─── Records to use
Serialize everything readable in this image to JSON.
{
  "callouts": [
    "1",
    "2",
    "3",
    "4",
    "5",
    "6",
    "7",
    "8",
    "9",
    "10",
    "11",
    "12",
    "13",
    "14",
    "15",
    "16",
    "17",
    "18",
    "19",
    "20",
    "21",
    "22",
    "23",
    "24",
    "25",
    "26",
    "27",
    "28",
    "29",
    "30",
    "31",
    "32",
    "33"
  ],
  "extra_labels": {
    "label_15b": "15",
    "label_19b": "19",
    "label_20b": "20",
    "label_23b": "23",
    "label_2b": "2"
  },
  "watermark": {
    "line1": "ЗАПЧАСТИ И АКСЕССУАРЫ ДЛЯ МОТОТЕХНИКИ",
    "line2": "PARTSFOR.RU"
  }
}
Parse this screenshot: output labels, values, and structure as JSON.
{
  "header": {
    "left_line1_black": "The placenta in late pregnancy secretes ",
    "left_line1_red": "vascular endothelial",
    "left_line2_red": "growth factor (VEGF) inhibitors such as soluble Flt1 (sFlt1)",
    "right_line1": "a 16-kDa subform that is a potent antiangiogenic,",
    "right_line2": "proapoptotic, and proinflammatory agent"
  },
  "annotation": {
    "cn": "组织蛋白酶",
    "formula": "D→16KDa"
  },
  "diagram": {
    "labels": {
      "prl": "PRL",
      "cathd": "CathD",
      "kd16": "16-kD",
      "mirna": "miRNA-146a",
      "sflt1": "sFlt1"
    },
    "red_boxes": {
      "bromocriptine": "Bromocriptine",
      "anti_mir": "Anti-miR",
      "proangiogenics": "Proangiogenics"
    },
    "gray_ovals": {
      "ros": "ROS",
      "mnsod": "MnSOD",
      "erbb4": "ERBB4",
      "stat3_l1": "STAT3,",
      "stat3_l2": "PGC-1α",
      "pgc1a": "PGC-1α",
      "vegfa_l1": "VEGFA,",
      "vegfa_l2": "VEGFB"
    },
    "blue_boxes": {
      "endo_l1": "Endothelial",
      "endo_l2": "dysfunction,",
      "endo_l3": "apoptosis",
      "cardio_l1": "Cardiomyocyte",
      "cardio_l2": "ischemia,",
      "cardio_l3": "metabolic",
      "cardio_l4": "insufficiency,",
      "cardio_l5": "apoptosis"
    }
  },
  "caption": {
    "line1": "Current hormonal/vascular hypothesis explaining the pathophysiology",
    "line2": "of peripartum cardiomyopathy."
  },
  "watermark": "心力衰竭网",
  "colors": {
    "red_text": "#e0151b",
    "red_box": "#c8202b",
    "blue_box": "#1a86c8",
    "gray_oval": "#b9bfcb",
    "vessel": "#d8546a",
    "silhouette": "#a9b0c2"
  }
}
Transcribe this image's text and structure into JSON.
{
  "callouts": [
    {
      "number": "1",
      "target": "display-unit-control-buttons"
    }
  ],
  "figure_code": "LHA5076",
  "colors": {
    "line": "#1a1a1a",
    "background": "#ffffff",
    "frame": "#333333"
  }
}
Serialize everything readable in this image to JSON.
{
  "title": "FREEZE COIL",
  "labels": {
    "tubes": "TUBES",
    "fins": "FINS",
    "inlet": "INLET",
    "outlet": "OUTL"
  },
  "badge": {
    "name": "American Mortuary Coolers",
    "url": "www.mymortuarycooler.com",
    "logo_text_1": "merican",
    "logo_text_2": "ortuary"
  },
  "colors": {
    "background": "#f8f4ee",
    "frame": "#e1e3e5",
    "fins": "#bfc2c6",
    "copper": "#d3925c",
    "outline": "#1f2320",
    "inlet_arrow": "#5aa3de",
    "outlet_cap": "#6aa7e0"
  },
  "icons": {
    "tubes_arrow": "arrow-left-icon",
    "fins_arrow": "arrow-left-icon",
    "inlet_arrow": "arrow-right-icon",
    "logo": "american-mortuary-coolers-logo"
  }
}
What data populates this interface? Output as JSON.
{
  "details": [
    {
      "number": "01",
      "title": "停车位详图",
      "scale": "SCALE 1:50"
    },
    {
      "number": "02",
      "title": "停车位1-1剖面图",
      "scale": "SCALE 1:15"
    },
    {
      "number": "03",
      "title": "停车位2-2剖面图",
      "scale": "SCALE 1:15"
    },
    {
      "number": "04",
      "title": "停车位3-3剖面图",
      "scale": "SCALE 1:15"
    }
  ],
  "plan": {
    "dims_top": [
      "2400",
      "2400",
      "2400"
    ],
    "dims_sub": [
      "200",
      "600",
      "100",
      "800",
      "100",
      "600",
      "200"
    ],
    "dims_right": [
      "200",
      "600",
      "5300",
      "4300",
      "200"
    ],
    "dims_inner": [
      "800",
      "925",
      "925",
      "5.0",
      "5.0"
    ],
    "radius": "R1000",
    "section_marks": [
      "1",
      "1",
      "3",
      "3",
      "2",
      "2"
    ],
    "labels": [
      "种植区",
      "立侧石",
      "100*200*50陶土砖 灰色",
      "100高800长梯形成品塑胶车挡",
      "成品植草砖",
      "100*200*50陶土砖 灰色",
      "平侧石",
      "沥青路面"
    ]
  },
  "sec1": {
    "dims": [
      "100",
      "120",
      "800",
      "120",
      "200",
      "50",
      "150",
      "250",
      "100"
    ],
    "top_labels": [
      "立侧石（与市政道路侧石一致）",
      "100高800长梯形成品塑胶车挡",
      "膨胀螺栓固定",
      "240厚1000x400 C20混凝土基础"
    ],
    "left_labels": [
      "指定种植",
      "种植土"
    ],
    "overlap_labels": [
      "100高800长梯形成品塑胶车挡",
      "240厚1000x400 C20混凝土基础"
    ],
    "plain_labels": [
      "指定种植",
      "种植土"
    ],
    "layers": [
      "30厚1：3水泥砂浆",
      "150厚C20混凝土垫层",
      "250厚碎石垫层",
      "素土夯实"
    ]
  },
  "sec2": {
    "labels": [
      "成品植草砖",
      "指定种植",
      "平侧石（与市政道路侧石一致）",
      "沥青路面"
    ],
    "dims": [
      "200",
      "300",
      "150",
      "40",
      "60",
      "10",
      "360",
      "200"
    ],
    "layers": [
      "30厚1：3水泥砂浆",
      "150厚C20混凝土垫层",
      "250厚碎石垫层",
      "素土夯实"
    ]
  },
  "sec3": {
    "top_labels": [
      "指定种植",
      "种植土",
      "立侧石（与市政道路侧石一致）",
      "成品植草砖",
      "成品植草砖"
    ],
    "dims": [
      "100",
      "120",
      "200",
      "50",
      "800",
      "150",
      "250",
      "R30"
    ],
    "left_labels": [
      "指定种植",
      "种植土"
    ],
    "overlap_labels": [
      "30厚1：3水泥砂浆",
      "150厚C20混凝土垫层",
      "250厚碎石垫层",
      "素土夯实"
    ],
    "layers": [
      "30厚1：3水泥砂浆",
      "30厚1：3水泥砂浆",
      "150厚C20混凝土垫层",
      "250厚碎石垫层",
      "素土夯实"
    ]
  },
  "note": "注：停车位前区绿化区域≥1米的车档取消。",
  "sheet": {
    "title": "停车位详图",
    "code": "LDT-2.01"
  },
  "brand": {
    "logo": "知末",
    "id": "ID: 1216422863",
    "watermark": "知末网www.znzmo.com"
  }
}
──────
### Goal:
Extract every entry in the listing word for word.

### Result of the exercise:
Serialize everything readable in this image to JSON.
{
  "callouts": [
    "1",
    "2",
    "3",
    "4",
    "5",
    "6",
    "7",
    "8",
    "9",
    "10",
    "11",
    "12",
    "13",
    "14",
    "15",
    "16",
    "17",
    "18",
    "19",
    "20",
    "21",
    "22",
    "23",
    "24",
    "25",
    "26",
    "27",
    "28",
    "29",
    "30",
    "31",
    "32",
    "33"
  ],
  "extra_labels": {
    "label_15b": "15",
    "label_19b": "19",
    "label_20b": "20",
    "label_23b": "23",
    "label_2b": "2"
  },
  "watermark": {
    "line1": "ЗАПЧАСТИ И АКСЕССУАРЫ ДЛЯ МОТОТЕХНИКИ",
    "line2": "PARTSFOR.RU"
  }
}
Parse this screenshot: output labels, values, and structure as JSON.
{
  "header": {
    "left_line1_black": "The placenta in late pregnancy secretes ",
    "left_line1_red": "vascular endothelial",
    "left_line2_red": "growth factor (VEGF) inhibitors such as soluble Flt1 (sFlt1)",
    "right_line1": "a 16-kDa subform that is a potent antiangiogenic,",
    "right_line2": "proapoptotic, and proinflammatory agent"
  },
  "annotation": {
    "cn": "组织蛋白酶",
    "formula": "D→16KDa"
  },
  "diagram": {
    "labels": {
      "prl": "PRL",
      "cathd": "CathD",
      "kd16": "16-kD",
      "mirna": "miRNA-146a",
      "sflt1": "sFlt1"
    },
    "red_boxes": {
      "bromocriptine": "Bromocriptine",
      "anti_mir": "Anti-miR",
      "proangiogenics": "Proangiogenics"
    },
    "gray_ovals": {
      "ros": "ROS",
      "mnsod": "MnSOD",
      "erbb4": "ERBB4",
      "stat3_l1": "STAT3,",
      "stat3_l2": "PGC-1α",
      "pgc1a": "PGC-1α",
      "vegfa_l1": "VEGFA,",
      "vegfa_l2": "VEGFB"
    },
    "blue_boxes": {
      "endo_l1": "Endothelial",
      "endo_l2": "dysfunction,",
      "endo_l3": "apoptosis",
      "cardio_l1": "Cardiomyocyte",
      "cardio_l2": "ischemia,",
      "cardio_l3": "metabolic",
      "cardio_l4": "insufficiency,",
      "cardio_l5": "apoptosis"
    }
  },
  "caption": {
    "line1": "Current hormonal/vascular hypothesis explaining the pathophysiology",
    "line2": "of peripartum cardiomyopathy."
  },
  "watermark": "心力衰竭网",
  "colors": {
    "red_text": "#e0151b",
    "red_box": "#c8202b",
    "blue_box": "#1a86c8",
    "gray_oval": "#b9bfcb",
    "vessel": "#d8546a",
    "silhouette": "#a9b0c2"
  }
}
Transcribe this image's text and structure into JSON.
{
  "callouts": [
    {
      "number": "1",
      "target": "display-unit-control-buttons"
    }
  ],
  "figure_code": "LHA5076",
  "colors": {
    "line": "#1a1a1a",
    "background": "#ffffff",
    "frame": "#333333"
  }
}
Serialize everything readable in this image to JSON.
{
  "title": "FREEZE COIL",
  "labels": {
    "tubes": "TUBES",
    "fins": "FINS",
    "inlet": "INLET",
    "outlet": "OUTL"
  },
  "badge": {
    "name": "American Mortuary Coolers",
    "url": "www.mymortuarycooler.com",
    "logo_text_1": "merican",
    "logo_text_2": "ortuary"
  },
  "colors": {
    "background": "#f8f4ee",
    "frame": "#e1e3e5",
    "fins": "#bfc2c6",
    "copper": "#d3925c",
    "outline": "#1f2320",
    "inlet_arrow": "#5aa3de",
    "outlet_cap": "#6aa7e0"
  },
  "icons": {
    "tubes_arrow": "arrow-left-icon",
    "fins_arrow": "arrow-left-icon",
    "inlet_arrow": "arrow-right-icon",
    "logo": "american-mortuary-coolers-logo"
  }
}
What data populates this interface? Output as JSON.
{
  "details": [
    {
      "number": "01",
      "title": "停车位详图",
      "scale": "SCALE 1:50"
    },
    {
      "number": "02",
      "title": "停车位1-1剖面图",
      "scale": "SCALE 1:15"
    },
    {
      "number": "03",
      "title": "停车位2-2剖面图",
      "scale": "SCALE 1:15"
    },
    {
      "number": "04",
      "title": "停车位3-3剖面图",
      "scale": "SCALE 1:15"
    }
  ],
  "plan": {
    "dims_top": [
      "2400",
      "2400",
      "2400"
    ],
    "dims_sub": [
      "200",
      "600",
      "100",
      "800",
      "100",
      "600",
      "200"
    ],
    "dims_right": [
      "200",
      "600",
      "5300",
      "4300",
      "200"
    ],
    "dims_inner": [
      "800",
      "925",
      "925",
      "5.0",
      "5.0"
    ],
    "radius": "R1000",
    "section_marks": [
      "1",
      "1",
      "3",
      "3",
      "2",
      "2"
    ],
    "labels": [
      "种植区",
      "立侧石",
      "100*200*50陶土砖 灰色",
      "100高800长梯形成品塑胶车挡",
      "成品植草砖",
      "100*200*50陶土砖 灰色",
      "平侧石",
      "沥青路面"
    ]
  },
  "sec1": {
    "dims": [
      "100",
      "120",
      "800",
      "120",
      "200",
      "50",
      "150",
      "250",
      "100"
    ],
    "top_labels": [
      "立侧石（与市政道路侧石一致）",
      "100高800长梯形成品塑胶车挡",
      "膨胀螺栓固定",
      "240厚1000x400 C20混凝土基础"
    ],
    "left_labels": [
      "指定种植",
      "种植土"
    ],
    "overlap_labels": [
      "100高800长梯形成品塑胶车挡",
      "240厚1000x400 C20混凝土基础"
    ],
    "plain_labels": [
      "指定种植",
      "种植土"
    ],
    "layers": [
      "30厚1：3水泥砂浆",
      "150厚C20混凝土垫层",
      "250厚碎石垫层",
      "素土夯实"
    ]
  },
  "sec2": {
    "labels": [
      "成品植草砖",
      "指定种植",
      "平侧石（与市政道路侧石一致）",
      "沥青路面"
    ],
    "dims": [
      "200",
      "300",
      "150",
      "40",
      "60",
      "10",
      "360",
      "200"
    ],
    "layers": [
      "30厚1：3水泥砂浆",
      "150厚C20混凝土垫层",
      "250厚碎石垫层",
      "素土夯实"
    ]
  },
  "sec3": {
    "top_labels": [
      "指定种植",
      "种植土",
      "立侧石（与市政道路侧石一致）",
      "成品植草砖",
      "成品植草砖"
    ],
    "dims": [
      "100",
      "120",
      "200",
      "50",
      "800",
      "150",
      "250",
      "R30"
    ],
    "left_labels": [
      "指定种植",
      "种植土"
    ],
    "overlap_labels": [
      "30厚1：3水泥砂浆",
      "150厚C20混凝土垫层",
      "250厚碎石垫层",
      "素土夯实"
    ],
    "layers": [
      "30厚1：3水泥砂浆",
      "30厚1：3水泥砂浆",
      "150厚C20混凝土垫层",
      "250厚碎石垫层",
      "素土夯实"
    ]
  },
  "note": "注：停车位前区绿化区域≥1米的车档取消。",
  "sheet": {
    "title": "停车位详图",
    "code": "LDT-2.01"
  },
  "brand": {
    "logo": "知末",
    "id": "ID: 1216422863",
    "watermark": "知末网www.znzmo.com"
  }
}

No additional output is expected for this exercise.